● WHAT THE EXERCISE ASKS: Copy, from the entries below, each line in which the string "intensity" appears.

● SOURCE DATA:
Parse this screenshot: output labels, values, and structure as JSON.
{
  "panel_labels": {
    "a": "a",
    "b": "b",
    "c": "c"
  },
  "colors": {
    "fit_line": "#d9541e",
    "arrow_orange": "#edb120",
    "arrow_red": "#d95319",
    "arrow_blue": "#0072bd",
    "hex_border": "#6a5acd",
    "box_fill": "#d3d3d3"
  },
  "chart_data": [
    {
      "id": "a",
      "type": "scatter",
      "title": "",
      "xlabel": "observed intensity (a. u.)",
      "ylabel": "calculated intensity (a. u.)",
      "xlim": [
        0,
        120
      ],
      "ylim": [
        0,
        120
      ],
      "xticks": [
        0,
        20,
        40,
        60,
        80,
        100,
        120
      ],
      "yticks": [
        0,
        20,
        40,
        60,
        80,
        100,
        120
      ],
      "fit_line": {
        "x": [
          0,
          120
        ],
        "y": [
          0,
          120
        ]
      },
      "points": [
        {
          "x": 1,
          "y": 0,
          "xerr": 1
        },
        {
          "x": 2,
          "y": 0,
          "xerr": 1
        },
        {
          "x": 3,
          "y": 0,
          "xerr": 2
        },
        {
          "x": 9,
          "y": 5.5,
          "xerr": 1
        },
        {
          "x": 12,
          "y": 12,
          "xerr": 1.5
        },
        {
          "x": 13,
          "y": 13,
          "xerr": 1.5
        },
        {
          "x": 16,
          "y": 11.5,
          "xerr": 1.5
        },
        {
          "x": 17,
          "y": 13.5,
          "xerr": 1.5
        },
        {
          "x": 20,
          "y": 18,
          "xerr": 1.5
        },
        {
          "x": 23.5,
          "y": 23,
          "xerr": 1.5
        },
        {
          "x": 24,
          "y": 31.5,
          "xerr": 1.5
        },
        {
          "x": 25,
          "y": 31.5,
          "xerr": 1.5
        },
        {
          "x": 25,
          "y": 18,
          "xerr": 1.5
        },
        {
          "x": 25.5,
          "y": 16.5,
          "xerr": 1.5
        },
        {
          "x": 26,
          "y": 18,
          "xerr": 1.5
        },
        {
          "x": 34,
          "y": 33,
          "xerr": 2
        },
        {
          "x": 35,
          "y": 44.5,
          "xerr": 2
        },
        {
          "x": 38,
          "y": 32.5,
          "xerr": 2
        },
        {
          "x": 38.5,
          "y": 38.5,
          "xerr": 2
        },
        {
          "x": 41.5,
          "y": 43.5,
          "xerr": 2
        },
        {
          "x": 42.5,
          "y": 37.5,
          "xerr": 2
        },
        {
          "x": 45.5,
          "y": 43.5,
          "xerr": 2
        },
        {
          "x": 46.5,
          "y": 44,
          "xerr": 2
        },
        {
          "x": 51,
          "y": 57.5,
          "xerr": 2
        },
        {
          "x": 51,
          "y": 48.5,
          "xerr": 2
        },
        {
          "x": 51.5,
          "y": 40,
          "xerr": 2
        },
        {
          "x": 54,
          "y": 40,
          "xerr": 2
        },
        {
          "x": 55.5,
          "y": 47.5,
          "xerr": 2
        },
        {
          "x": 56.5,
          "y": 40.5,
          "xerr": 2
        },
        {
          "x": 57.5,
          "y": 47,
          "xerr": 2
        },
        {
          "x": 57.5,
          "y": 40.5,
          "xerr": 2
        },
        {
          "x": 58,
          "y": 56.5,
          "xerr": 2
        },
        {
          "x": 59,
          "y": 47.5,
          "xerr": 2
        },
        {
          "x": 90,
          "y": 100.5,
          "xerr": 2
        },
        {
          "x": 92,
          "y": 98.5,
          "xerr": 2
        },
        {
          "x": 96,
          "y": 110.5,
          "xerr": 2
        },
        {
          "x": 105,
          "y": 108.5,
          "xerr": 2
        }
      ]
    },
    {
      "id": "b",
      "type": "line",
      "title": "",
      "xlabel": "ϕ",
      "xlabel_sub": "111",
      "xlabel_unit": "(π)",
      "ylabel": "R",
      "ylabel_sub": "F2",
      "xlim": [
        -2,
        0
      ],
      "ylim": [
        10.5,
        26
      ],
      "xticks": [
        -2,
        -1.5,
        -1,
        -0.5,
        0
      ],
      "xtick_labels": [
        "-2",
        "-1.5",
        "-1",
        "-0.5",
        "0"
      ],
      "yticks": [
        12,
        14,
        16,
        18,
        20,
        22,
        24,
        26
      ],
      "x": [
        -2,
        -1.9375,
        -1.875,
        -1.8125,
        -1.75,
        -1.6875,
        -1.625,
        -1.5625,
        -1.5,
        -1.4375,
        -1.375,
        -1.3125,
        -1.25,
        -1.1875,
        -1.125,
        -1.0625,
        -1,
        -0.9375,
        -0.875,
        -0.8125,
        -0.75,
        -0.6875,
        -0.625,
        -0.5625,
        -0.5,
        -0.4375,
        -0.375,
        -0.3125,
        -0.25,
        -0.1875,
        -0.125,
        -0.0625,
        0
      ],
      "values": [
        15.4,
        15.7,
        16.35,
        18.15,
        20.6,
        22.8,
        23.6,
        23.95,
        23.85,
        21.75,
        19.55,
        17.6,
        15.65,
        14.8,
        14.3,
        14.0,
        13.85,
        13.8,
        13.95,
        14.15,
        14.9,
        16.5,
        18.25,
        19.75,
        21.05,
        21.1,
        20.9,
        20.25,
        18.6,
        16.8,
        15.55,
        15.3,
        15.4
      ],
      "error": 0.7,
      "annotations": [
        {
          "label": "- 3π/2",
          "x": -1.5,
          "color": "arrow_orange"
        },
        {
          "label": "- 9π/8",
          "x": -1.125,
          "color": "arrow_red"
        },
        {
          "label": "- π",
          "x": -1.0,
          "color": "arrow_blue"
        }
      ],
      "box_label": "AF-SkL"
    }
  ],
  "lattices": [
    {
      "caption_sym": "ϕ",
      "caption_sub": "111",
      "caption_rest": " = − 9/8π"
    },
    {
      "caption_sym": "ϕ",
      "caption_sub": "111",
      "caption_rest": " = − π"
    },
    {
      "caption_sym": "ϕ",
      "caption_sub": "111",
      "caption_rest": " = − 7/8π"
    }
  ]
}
--
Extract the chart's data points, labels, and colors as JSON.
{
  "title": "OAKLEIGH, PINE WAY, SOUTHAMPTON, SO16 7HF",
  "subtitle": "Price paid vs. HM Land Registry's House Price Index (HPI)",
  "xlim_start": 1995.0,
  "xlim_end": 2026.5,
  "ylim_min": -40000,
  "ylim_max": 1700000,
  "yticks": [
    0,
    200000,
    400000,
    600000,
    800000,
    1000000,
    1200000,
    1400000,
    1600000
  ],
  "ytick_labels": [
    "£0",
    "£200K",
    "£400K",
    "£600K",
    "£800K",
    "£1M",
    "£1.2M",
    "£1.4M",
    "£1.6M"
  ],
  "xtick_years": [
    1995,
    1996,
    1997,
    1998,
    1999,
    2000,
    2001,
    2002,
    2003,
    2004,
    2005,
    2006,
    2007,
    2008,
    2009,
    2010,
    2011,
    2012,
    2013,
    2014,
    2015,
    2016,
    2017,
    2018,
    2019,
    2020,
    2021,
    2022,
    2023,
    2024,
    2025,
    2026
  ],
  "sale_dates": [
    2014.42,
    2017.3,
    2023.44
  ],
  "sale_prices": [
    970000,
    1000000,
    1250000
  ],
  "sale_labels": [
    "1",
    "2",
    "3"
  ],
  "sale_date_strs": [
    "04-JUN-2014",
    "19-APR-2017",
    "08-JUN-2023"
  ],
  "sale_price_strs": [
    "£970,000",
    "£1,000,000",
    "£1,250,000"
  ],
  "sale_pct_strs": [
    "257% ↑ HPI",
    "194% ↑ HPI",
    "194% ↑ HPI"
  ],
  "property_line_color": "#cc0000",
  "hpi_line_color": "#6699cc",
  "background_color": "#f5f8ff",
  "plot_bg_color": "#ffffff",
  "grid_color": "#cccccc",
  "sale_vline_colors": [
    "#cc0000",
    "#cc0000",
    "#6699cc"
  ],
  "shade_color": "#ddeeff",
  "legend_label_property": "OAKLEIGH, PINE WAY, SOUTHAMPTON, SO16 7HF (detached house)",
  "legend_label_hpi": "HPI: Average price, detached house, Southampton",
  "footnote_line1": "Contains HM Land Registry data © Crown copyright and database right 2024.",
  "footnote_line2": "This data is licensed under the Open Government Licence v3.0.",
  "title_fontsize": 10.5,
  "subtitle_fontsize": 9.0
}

● WRITTEN SOLUTION:
      "xlabel": "observed intensity (a. u.)",
      "ylabel": "calculated intensity (a. u.)",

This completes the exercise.